Dataset rows about figures
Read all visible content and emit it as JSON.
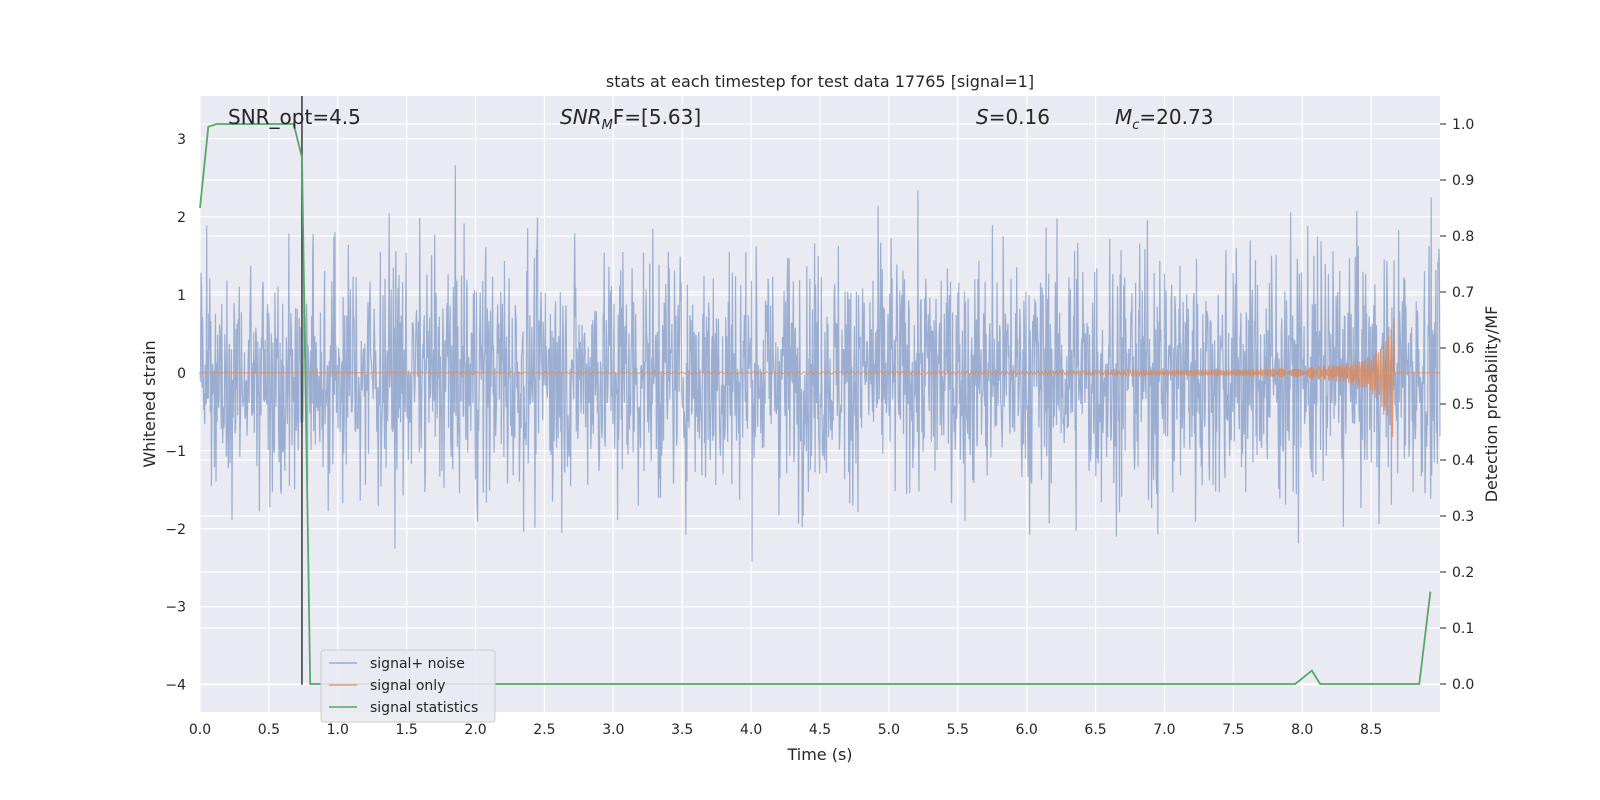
{
  "chart_data": {
    "type": "line",
    "title": "stats at each timestep for test data 17765 [signal=1]",
    "xlabel": "Time (s)",
    "ylabel": "Whitened strain",
    "ylabel_right": "Detection probability/MF",
    "xlim": [
      0.0,
      9.0
    ],
    "ylim": [
      -4.35,
      3.55
    ],
    "ylim_right": [
      -0.05,
      1.05
    ],
    "x_ticks": [
      "0.0",
      "0.5",
      "1.0",
      "1.5",
      "2.0",
      "2.5",
      "3.0",
      "3.5",
      "4.0",
      "4.5",
      "5.0",
      "5.5",
      "6.0",
      "6.5",
      "7.0",
      "7.5",
      "8.0",
      "8.5"
    ],
    "y_ticks": [
      "3",
      "2",
      "1",
      "0",
      "−1",
      "−2",
      "−3",
      "−4"
    ],
    "y_ticks_right": [
      "1.0",
      "0.9",
      "0.8",
      "0.7",
      "0.6",
      "0.5",
      "0.4",
      "0.3",
      "0.2",
      "0.1",
      "0.0"
    ],
    "grid": true,
    "legend_position": "lower-left",
    "annotations": {
      "snr_opt": "SNR_opt=4.5",
      "snr_mf_main": "SNR",
      "snr_mf_sub": "M",
      "snr_mf_rest": "F=[5.63]",
      "s_main": "S",
      "s_rest": "=0.16",
      "mc_main": "M",
      "mc_sub": "c",
      "mc_rest": "=20.73"
    },
    "vertical_marker_x": 0.74,
    "series": [
      {
        "name": "signal+ noise",
        "axis": "left",
        "color": "#4c72b0",
        "description": "whitened noisy strain, roughly within [-2.5, 2.5]",
        "amplitude_envelope": {
          "x": [
            0.0,
            1.0,
            2.0,
            3.0,
            4.0,
            4.5,
            5.0,
            6.0,
            7.0,
            8.0,
            8.9
          ],
          "typical": [
            1.7,
            1.7,
            1.7,
            1.7,
            1.7,
            1.6,
            1.7,
            1.7,
            1.7,
            1.7,
            1.7
          ]
        }
      },
      {
        "name": "signal only",
        "axis": "left",
        "color": "#dd8452",
        "description": "chirp signal growing near merger",
        "envelope": {
          "x": [
            0.0,
            4.0,
            6.0,
            7.5,
            8.0,
            8.3,
            8.5,
            8.6,
            8.65,
            8.67
          ],
          "upper": [
            0.0,
            0.01,
            0.02,
            0.04,
            0.07,
            0.12,
            0.22,
            0.4,
            0.6,
            0.75
          ],
          "lower": [
            0.0,
            -0.01,
            -0.02,
            -0.04,
            -0.07,
            -0.12,
            -0.25,
            -0.5,
            -0.8,
            -0.9
          ]
        },
        "end_x": 8.67
      },
      {
        "name": "signal statistics",
        "axis": "right",
        "color": "#55a868",
        "x": [
          0.0,
          0.06,
          0.12,
          0.2,
          0.4,
          0.6,
          0.68,
          0.74,
          0.8,
          1.0,
          2.0,
          3.0,
          4.0,
          5.0,
          6.0,
          7.0,
          7.5,
          7.95,
          8.07,
          8.13,
          8.2,
          8.5,
          8.85,
          8.93
        ],
        "y": [
          0.85,
          0.995,
          1.0,
          1.0,
          1.0,
          1.0,
          1.0,
          0.94,
          0.0,
          0.0,
          0.0,
          0.0,
          0.0,
          0.0,
          0.0,
          0.0,
          0.0,
          0.0,
          0.024,
          0.0,
          0.0,
          0.0,
          0.0,
          0.165
        ]
      }
    ]
  }
}
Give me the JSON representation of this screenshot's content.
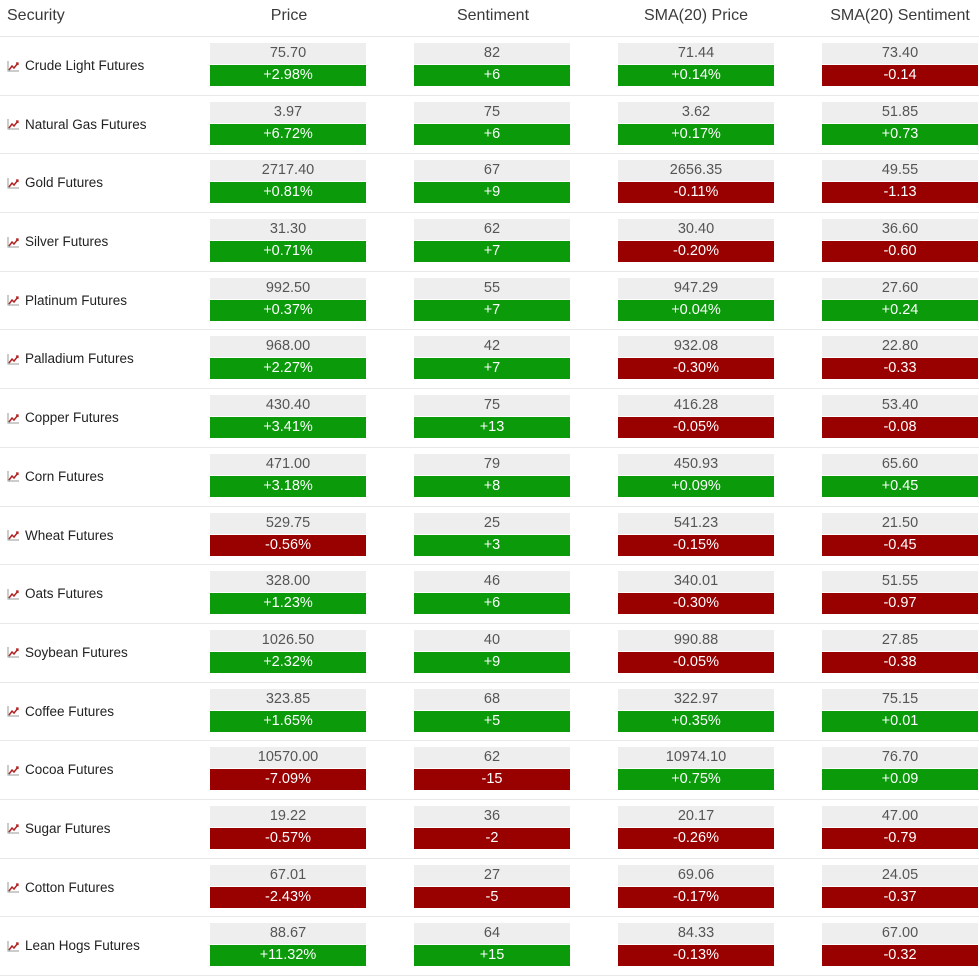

_What is expected_. Repeat the records above verbatim, with no pictures in the result.

_Output for this task_.
Read all visible content and emit it as JSON.
{
  "chart_data": {
    "type": "line",
    "title": "stats at each timestep for test data 17765 [signal=1]",
    "xlabel": "Time (s)",
    "ylabel": "Whitened strain",
    "ylabel_right": "Detection probability/MF",
    "xlim": [
      0.0,
      9.0
    ],
    "ylim": [
      -4.35,
      3.55
    ],
    "ylim_right": [
      -0.05,
      1.05
    ],
    "x_ticks": [
      "0.0",
      "0.5",
      "1.0",
      "1.5",
      "2.0",
      "2.5",
      "3.0",
      "3.5",
      "4.0",
      "4.5",
      "5.0",
      "5.5",
      "6.0",
      "6.5",
      "7.0",
      "7.5",
      "8.0",
      "8.5"
    ],
    "y_ticks": [
      "3",
      "2",
      "1",
      "0",
      "−1",
      "−2",
      "−3",
      "−4"
    ],
    "y_ticks_right": [
      "1.0",
      "0.9",
      "0.8",
      "0.7",
      "0.6",
      "0.5",
      "0.4",
      "0.3",
      "0.2",
      "0.1",
      "0.0"
    ],
    "grid": true,
    "legend_position": "lower-left",
    "annotations": {
      "snr_opt": "SNR_opt=4.5",
      "snr_mf_main": "SNR",
      "snr_mf_sub": "M",
      "snr_mf_rest": "F=[5.63]",
      "s_main": "S",
      "s_rest": "=0.16",
      "mc_main": "M",
      "mc_sub": "c",
      "mc_rest": "=20.73"
    },
    "vertical_marker_x": 0.74,
    "series": [
      {
        "name": "signal+ noise",
        "axis": "left",
        "color": "#4c72b0",
        "description": "whitened noisy strain, roughly within [-2.5, 2.5]",
        "amplitude_envelope": {
          "x": [
            0.0,
            1.0,
            2.0,
            3.0,
            4.0,
            4.5,
            5.0,
            6.0,
            7.0,
            8.0,
            8.9
          ],
          "typical": [
            1.7,
            1.7,
            1.7,
            1.7,
            1.7,
            1.6,
            1.7,
            1.7,
            1.7,
            1.7,
            1.7
          ]
        }
      },
      {
        "name": "signal only",
        "axis": "left",
        "color": "#dd8452",
        "description": "chirp signal growing near merger",
        "envelope": {
          "x": [
            0.0,
            4.0,
            6.0,
            7.5,
            8.0,
            8.3,
            8.5,
            8.6,
            8.65,
            8.67
          ],
          "upper": [
            0.0,
            0.01,
            0.02,
            0.04,
            0.07,
            0.12,
            0.22,
            0.4,
            0.6,
            0.75
          ],
          "lower": [
            0.0,
            -0.01,
            -0.02,
            -0.04,
            -0.07,
            -0.12,
            -0.25,
            -0.5,
            -0.8,
            -0.9
          ]
        },
        "end_x": 8.67
      },
      {
        "name": "signal statistics",
        "axis": "right",
        "color": "#55a868",
        "x": [
          0.0,
          0.06,
          0.12,
          0.2,
          0.4,
          0.6,
          0.68,
          0.74,
          0.8,
          1.0,
          2.0,
          3.0,
          4.0,
          5.0,
          6.0,
          7.0,
          7.5,
          7.95,
          8.07,
          8.13,
          8.2,
          8.5,
          8.85,
          8.93
        ],
        "y": [
          0.85,
          0.995,
          1.0,
          1.0,
          1.0,
          1.0,
          1.0,
          0.94,
          0.0,
          0.0,
          0.0,
          0.0,
          0.0,
          0.0,
          0.0,
          0.0,
          0.0,
          0.0,
          0.024,
          0.0,
          0.0,
          0.0,
          0.0,
          0.165
        ]
      }
    ]
  }
}
Give me the JSON representation of this screenshot's content.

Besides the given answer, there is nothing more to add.